╭─ RECORDS PROVIDED

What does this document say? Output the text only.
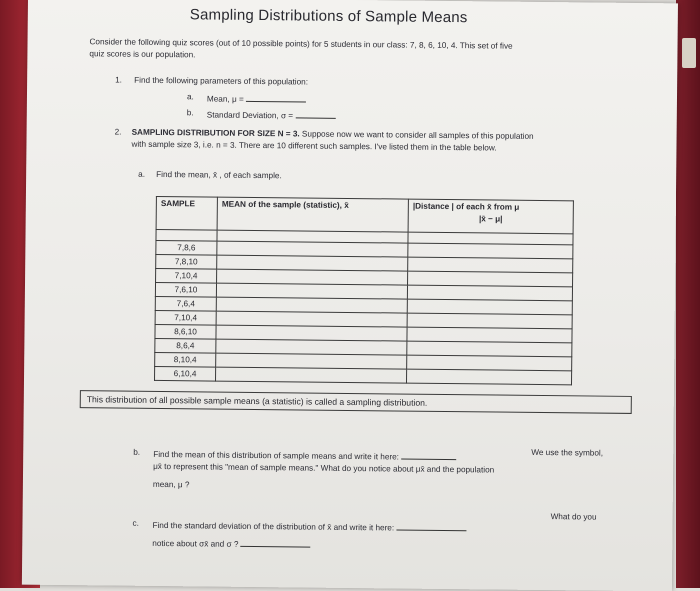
Sampling Distributions of Sample Means
Consider the following quiz scores (out of 10 possible points) for 5 students in our class: 7, 8, 6, 10, 4. This set of five
quiz scores is our population.
1. Find the following parameters of this population:
a. Mean, μ =
b. Standard Deviation, σ =
2. SAMPLING DISTRIBUTION FOR SIZE N = 3. Suppose now we want to consider all samples of this population
with sample size 3, i.e. n = 3. There are 10 different such samples. I've listed them in the table below.
a. Find the mean, x̄ , of each sample.
SAMPLE	MEAN of the sample (statistic), x̄	|Distance | of each x̄ from μ
|x̄ − μ|

7,8,6		
7,8,10		
7,10,4		
7,6,10		
7,6,4		
7,10,4		
8,6,10		
8,6,4		
8,10,4		
6,10,4		
This distribution of all possible sample means (a statistic) is called a sampling distribution.
b. Find the mean of this distribution of sample means and write it here:	We use the symbol,
μx̄ to represent this "mean of sample means." What do you notice about μx̄ and the population
mean, μ ?
c. Find the standard deviation of the distribution of x̄ and write it here:
What do you
notice about σx̄ and σ ?
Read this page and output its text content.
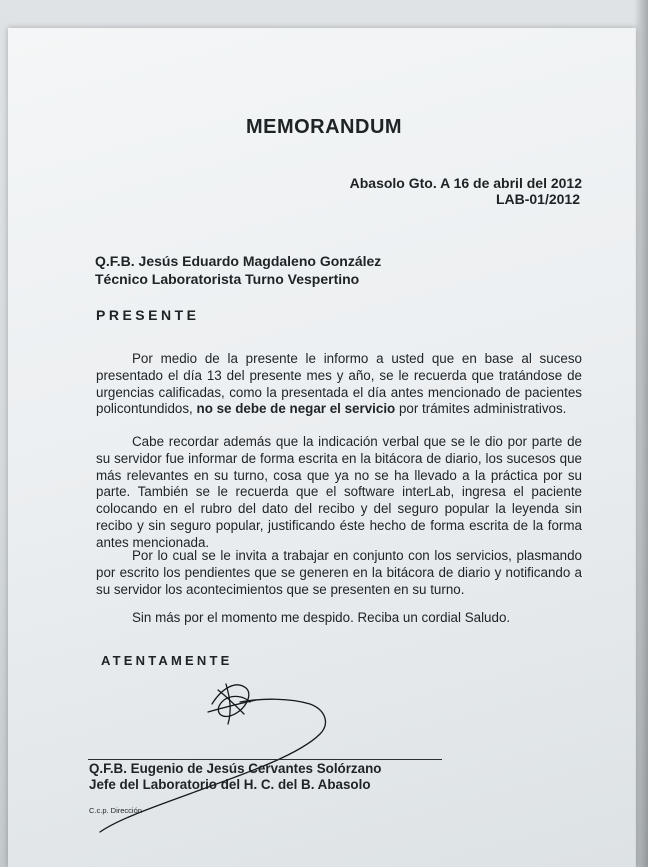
MEMORANDUM
Abasolo Gto. A 16 de abril del 2012
LAB-01/2012
Q.F.B. Jesús Eduardo Magdaleno González
Técnico Laboratorista Turno Vespertino
PRESENTE
Por medio de la presente le informo a usted que en base al suceso presentado el día 13 del presente mes y año, se le recuerda que tratándose de urgencias calificadas, como la presentada el día antes mencionado de pacientes policontundidos, no se debe de negar el servicio por trámites administrativos.
Cabe recordar además que la indicación verbal que se le dio por parte de su servidor fue informar de forma escrita en la bitácora de diario, los sucesos que más relevantes en su turno, cosa que ya no se ha llevado a la práctica por su parte. También se le recuerda que el software interLab, ingresa el paciente colocando en el rubro del dato del recibo y del seguro popular la leyenda sin recibo y sin seguro popular, justificando éste hecho de forma escrita de la forma antes mencionada.
Por lo cual se le invita a trabajar en conjunto con los servicios, plasmando por escrito los pendientes que se generen en la bitácora de diario y notificando a su servidor los acontecimientos que se presenten en su turno.
Sin más por el momento me despido. Reciba un cordial Saludo.
ATENTAMENTE
Q.F.B. Eugenio de Jesús Cervantes Solórzano
Jefe del Laboratorio del H. C. del B. Abasolo
C.c.p. Dirección
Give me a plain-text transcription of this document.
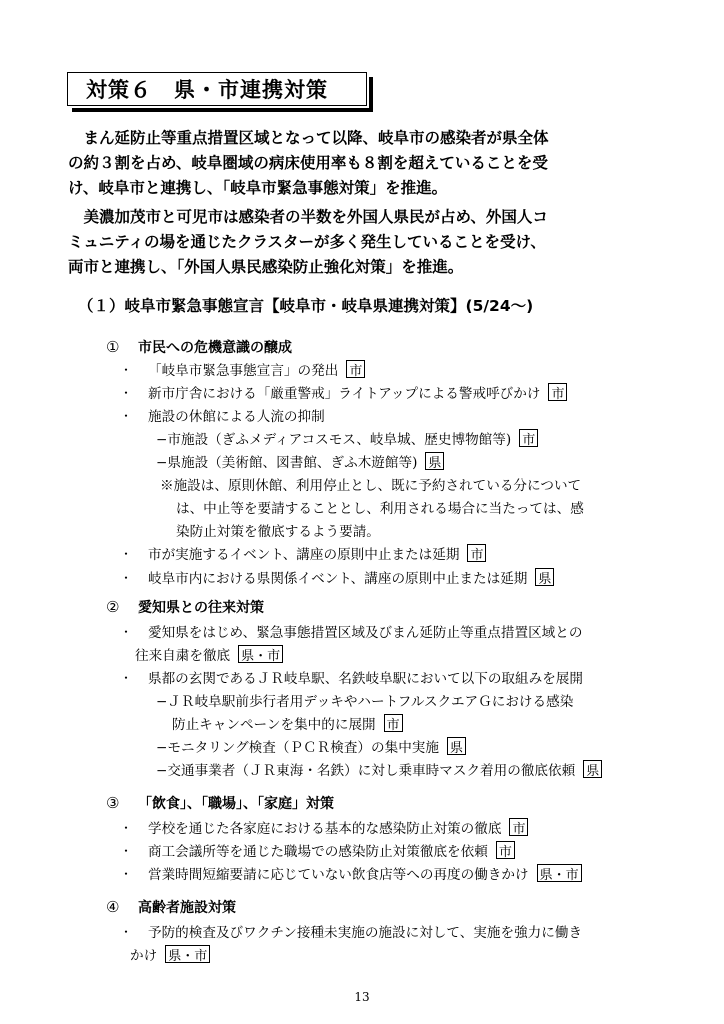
対策６　県・市連携対策

　まん延防止等重点措置区域となって以降、岐阜市の感染者が県全体

の約３割を占め、岐阜圏域の病床使用率も８割を超えていることを受

け、岐阜市と連携し、「岐阜市緊急事態対策」を推進。

　美濃加茂市と可児市は感染者の半数を外国人県民が占め、外国人コ

ミュニティの場を通じたクラスターが多く発生していることを受け、

両市と連携し、「外国人県民感染防止強化対策」を推進。

（１）岐阜市緊急事態宣言【岐阜市・岐阜県連携対策】(5/24〜)
①	市民への危機意識の醸成
・	「岐阜市緊急事態宣言」の発出 市
・	新市庁舎における「厳重警戒」ライトアップによる警戒呼びかけ 市
・	施設の休館による人流の抑制
−市施設（ぎふメディアコスモス、岐阜城、歴史博物館等) 市
−県施設（美術館、図書館、ぎふ木遊館等) 県
※施設は、原則休館、利用停止とし、既に予約されている分について
は、中止等を要請することとし、利用される場合に当たっては、感
染防止対策を徹底するよう要請。
・	市が実施するイベント、講座の原則中止または延期 市
・	岐阜市内における県関係イベント、講座の原則中止または延期 県
②	愛知県との往来対策
・	愛知県をはじめ、緊急事態措置区域及びまん延防止等重点措置区域との
往来自粛を徹底 県・市
・	県都の玄関であるＪＲ岐阜駅、名鉄岐阜駅において以下の取組みを展開
−ＪＲ岐阜駅前歩行者用デッキやハートフルスクエアＧにおける感染
防止キャンペーンを集中的に展開 市
−モニタリング検査（ＰＣＲ検査）の集中実施 県
−交通事業者（ＪＲ東海・名鉄）に対し乗車時マスク着用の徹底依頼 県
③	「飲食」、「職場」、「家庭」対策
・	学校を通じた各家庭における基本的な感染防止対策の徹底 市
・	商工会議所等を通じた職場での感染防止対策徹底を依頼 市
・	営業時間短縮要請に応じていない飲食店等への再度の働きかけ 県・市
④	高齢者施設対策
・	予防的検査及びワクチン接種未実施の施設に対して、実施を強力に働き
かけ 県・市
13
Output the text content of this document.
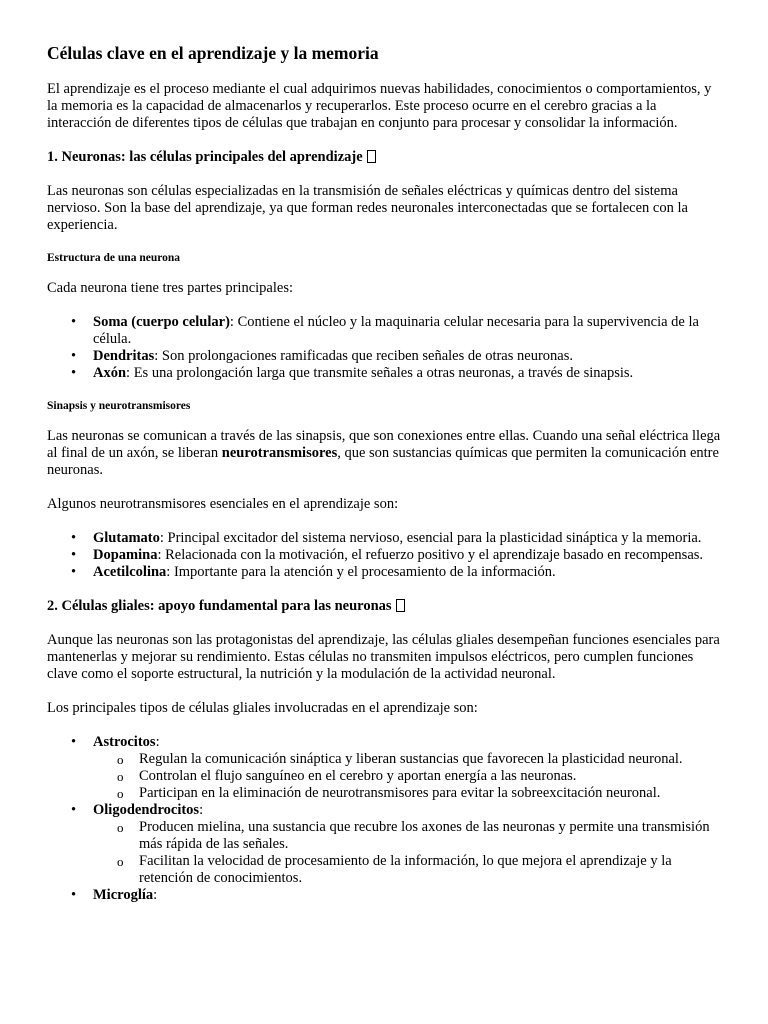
Células clave en el aprendizaje y la memoria

El aprendizaje es el proceso mediante el cual adquirimos nuevas habilidades, conocimientos o comportamientos, y la memoria es la capacidad de almacenarlos y recuperarlos. Este proceso ocurre en el cerebro gracias a la interacción de diferentes tipos de células que trabajan en conjunto para procesar y consolidar la información.

1. Neuronas: las células principales del aprendizaje

Las neuronas son células especializadas en la transmisión de señales eléctricas y químicas dentro del sistema nervioso. Son la base del aprendizaje, ya que forman redes neuronales interconectadas que se fortalecen con la experiencia.

Estructura de una neurona

Cada neurona tiene tres partes principales:

• Soma (cuerpo celular): Contiene el núcleo y la maquinaria celular necesaria para la supervivencia de la célula.
• Dendritas: Son prolongaciones ramificadas que reciben señales de otras neuronas.
• Axón: Es una prolongación larga que transmite señales a otras neuronas, a través de sinapsis.
Sinapsis y neurotransmisores

Las neuronas se comunican a través de las sinapsis, que son conexiones entre ellas. Cuando una señal eléctrica llega al final de un axón, se liberan neurotransmisores, que son sustancias químicas que permiten la comunicación entre neuronas.

Algunos neurotransmisores esenciales en el aprendizaje son:

• Glutamato: Principal excitador del sistema nervioso, esencial para la plasticidad sináptica y la memoria.
• Dopamina: Relacionada con la motivación, el refuerzo positivo y el aprendizaje basado en recompensas.
• Acetilcolina: Importante para la atención y el procesamiento de la información.
2. Células gliales: apoyo fundamental para las neuronas

Aunque las neuronas son las protagonistas del aprendizaje, las células gliales desempeñan funciones esenciales para mantenerlas y mejorar su rendimiento. Estas células no transmiten impulsos eléctricos, pero cumplen funciones clave como el soporte estructural, la nutrición y la modulación de la actividad neuronal.

Los principales tipos de células gliales involucradas en el aprendizaje son:

• Astrocitos:
o Regulan la comunicación sináptica y liberan sustancias que favorecen la plasticidad neuronal.
o Controlan el flujo sanguíneo en el cerebro y aportan energía a las neuronas.
o Participan en la eliminación de neurotransmisores para evitar la sobreexcitación neuronal.
• Oligodendrocitos:
o Producen mielina, una sustancia que recubre los axones de las neuronas y permite una transmisión más rápida de las señales.
o Facilitan la velocidad de procesamiento de la información, lo que mejora el aprendizaje y la retención de conocimientos.
• Microglía:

╰─

**PROBLEM DESCRIPTION:**
Set down all the data again exactly as above, pictures excluded.

**WRITTEN RESPONSE:**
What does this document say? Output the text only.
Sampling Distributions of Sample Means
Consider the following quiz scores (out of 10 possible points) for 5 students in our class: 7, 8, 6, 10, 4. This set of five
quiz scores is our population.
1. Find the following parameters of this population:
a. Mean, μ =
b. Standard Deviation, σ =
2. SAMPLING DISTRIBUTION FOR SIZE N = 3. Suppose now we want to consider all samples of this population
with sample size 3, i.e. n = 3. There are 10 different such samples. I've listed them in the table below.
a. Find the mean, x̄ , of each sample.
SAMPLE	MEAN of the sample (statistic), x̄	|Distance | of each x̄ from μ
|x̄ − μ|

7,8,6		
7,8,10		
7,10,4		
7,6,10		
7,6,4		
7,10,4		
8,6,10		
8,6,4		
8,10,4		
6,10,4		
This distribution of all possible sample means (a statistic) is called a sampling distribution.
b. Find the mean of this distribution of sample means and write it here:	We use the symbol,
μx̄ to represent this "mean of sample means." What do you notice about μx̄ and the population
mean, μ ?
c. Find the standard deviation of the distribution of x̄ and write it here:
What do you
notice about σx̄ and σ ?
Read this page and output its text content.
MEMORANDUM
Abasolo Gto. A 16 de abril del 2012
LAB-01/2012
Q.F.B. Jesús Eduardo Magdaleno González
Técnico Laboratorista Turno Vespertino
PRESENTE
Por medio de la presente le informo a usted que en base al suceso presentado el día 13 del presente mes y año, se le recuerda que tratándose de urgencias calificadas, como la presentada el día antes mencionado de pacientes policontundidos, no se debe de negar el servicio por trámites administrativos.
Cabe recordar además que la indicación verbal que se le dio por parte de su servidor fue informar de forma escrita en la bitácora de diario, los sucesos que más relevantes en su turno, cosa que ya no se ha llevado a la práctica por su parte. También se le recuerda que el software interLab, ingresa el paciente colocando en el rubro del dato del recibo y del seguro popular la leyenda sin recibo y sin seguro popular, justificando éste hecho de forma escrita de la forma antes mencionada.
Por lo cual se le invita a trabajar en conjunto con los servicios, plasmando por escrito los pendientes que se generen en la bitácora de diario y notificando a su servidor los acontecimientos que se presenten en su turno.
Sin más por el momento me despido. Reciba un cordial Saludo.
ATENTAMENTE
Q.F.B. Eugenio de Jesús Cervantes Solórzano
Jefe del Laboratorio del H. C. del B. Abasolo
C.c.p. Dirección
Give me a plain-text transcription of this document.
対策６　県・市連携対策

　まん延防止等重点措置区域となって以降、岐阜市の感染者が県全体

の約３割を占め、岐阜圏域の病床使用率も８割を超えていることを受

け、岐阜市と連携し、「岐阜市緊急事態対策」を推進。

　美濃加茂市と可児市は感染者の半数を外国人県民が占め、外国人コ

ミュニティの場を通じたクラスターが多く発生していることを受け、

両市と連携し、「外国人県民感染防止強化対策」を推進。

（１）岐阜市緊急事態宣言【岐阜市・岐阜県連携対策】(5/24〜)
①	市民への危機意識の醸成
・	「岐阜市緊急事態宣言」の発出 市
・	新市庁舎における「厳重警戒」ライトアップによる警戒呼びかけ 市
・	施設の休館による人流の抑制
−市施設（ぎふメディアコスモス、岐阜城、歴史博物館等) 市
−県施設（美術館、図書館、ぎふ木遊館等) 県
※施設は、原則休館、利用停止とし、既に予約されている分について
は、中止等を要請することとし、利用される場合に当たっては、感
染防止対策を徹底するよう要請。
・	市が実施するイベント、講座の原則中止または延期 市
・	岐阜市内における県関係イベント、講座の原則中止または延期 県
②	愛知県との往来対策
・	愛知県をはじめ、緊急事態措置区域及びまん延防止等重点措置区域との
往来自粛を徹底 県・市
・	県都の玄関であるＪＲ岐阜駅、名鉄岐阜駅において以下の取組みを展開
−ＪＲ岐阜駅前歩行者用デッキやハートフルスクエアＧにおける感染
防止キャンペーンを集中的に展開 市
−モニタリング検査（ＰＣＲ検査）の集中実施 県
−交通事業者（ＪＲ東海・名鉄）に対し乗車時マスク着用の徹底依頼 県
③	「飲食」、「職場」、「家庭」対策
・	学校を通じた各家庭における基本的な感染防止対策の徹底 市
・	商工会議所等を通じた職場での感染防止対策徹底を依頼 市
・	営業時間短縮要請に応じていない飲食店等への再度の働きかけ 県・市
④	高齢者施設対策
・	予防的検査及びワクチン接種未実施の施設に対して、実施を強力に働き
かけ 県・市
13
Output the text content of this document.
Células clave en el aprendizaje y la memoria

El aprendizaje es el proceso mediante el cual adquirimos nuevas habilidades, conocimientos o comportamientos, y la memoria es la capacidad de almacenarlos y recuperarlos. Este proceso ocurre en el cerebro gracias a la interacción de diferentes tipos de células que trabajan en conjunto para procesar y consolidar la información.

1. Neuronas: las células principales del aprendizaje

Las neuronas son células especializadas en la transmisión de señales eléctricas y químicas dentro del sistema nervioso. Son la base del aprendizaje, ya que forman redes neuronales interconectadas que se fortalecen con la experiencia.

Estructura de una neurona

Cada neurona tiene tres partes principales:

• Soma (cuerpo celular): Contiene el núcleo y la maquinaria celular necesaria para la supervivencia de la célula.
• Dendritas: Son prolongaciones ramificadas que reciben señales de otras neuronas.
• Axón: Es una prolongación larga que transmite señales a otras neuronas, a través de sinapsis.
Sinapsis y neurotransmisores

Las neuronas se comunican a través de las sinapsis, que son conexiones entre ellas. Cuando una señal eléctrica llega al final de un axón, se liberan neurotransmisores, que son sustancias químicas que permiten la comunicación entre neuronas.

Algunos neurotransmisores esenciales en el aprendizaje son:

• Glutamato: Principal excitador del sistema nervioso, esencial para la plasticidad sináptica y la memoria.
• Dopamina: Relacionada con la motivación, el refuerzo positivo y el aprendizaje basado en recompensas.
• Acetilcolina: Importante para la atención y el procesamiento de la información.
2. Células gliales: apoyo fundamental para las neuronas

Aunque las neuronas son las protagonistas del aprendizaje, las células gliales desempeñan funciones esenciales para mantenerlas y mejorar su rendimiento. Estas células no transmiten impulsos eléctricos, pero cumplen funciones clave como el soporte estructural, la nutrición y la modulación de la actividad neuronal.

Los principales tipos de células gliales involucradas en el aprendizaje son:

• Astrocitos:
o Regulan la comunicación sináptica y liberan sustancias que favorecen la plasticidad neuronal.
o Controlan el flujo sanguíneo en el cerebro y aportan energía a las neuronas.
o Participan en la eliminación de neurotransmisores para evitar la sobreexcitación neuronal.
• Oligodendrocitos:
o Producen mielina, una sustancia que recubre los axones de las neuronas y permite una transmisión más rápida de las señales.
o Facilitan la velocidad de procesamiento de la información, lo que mejora el aprendizaje y la retención de conocimientos.
• Microglía:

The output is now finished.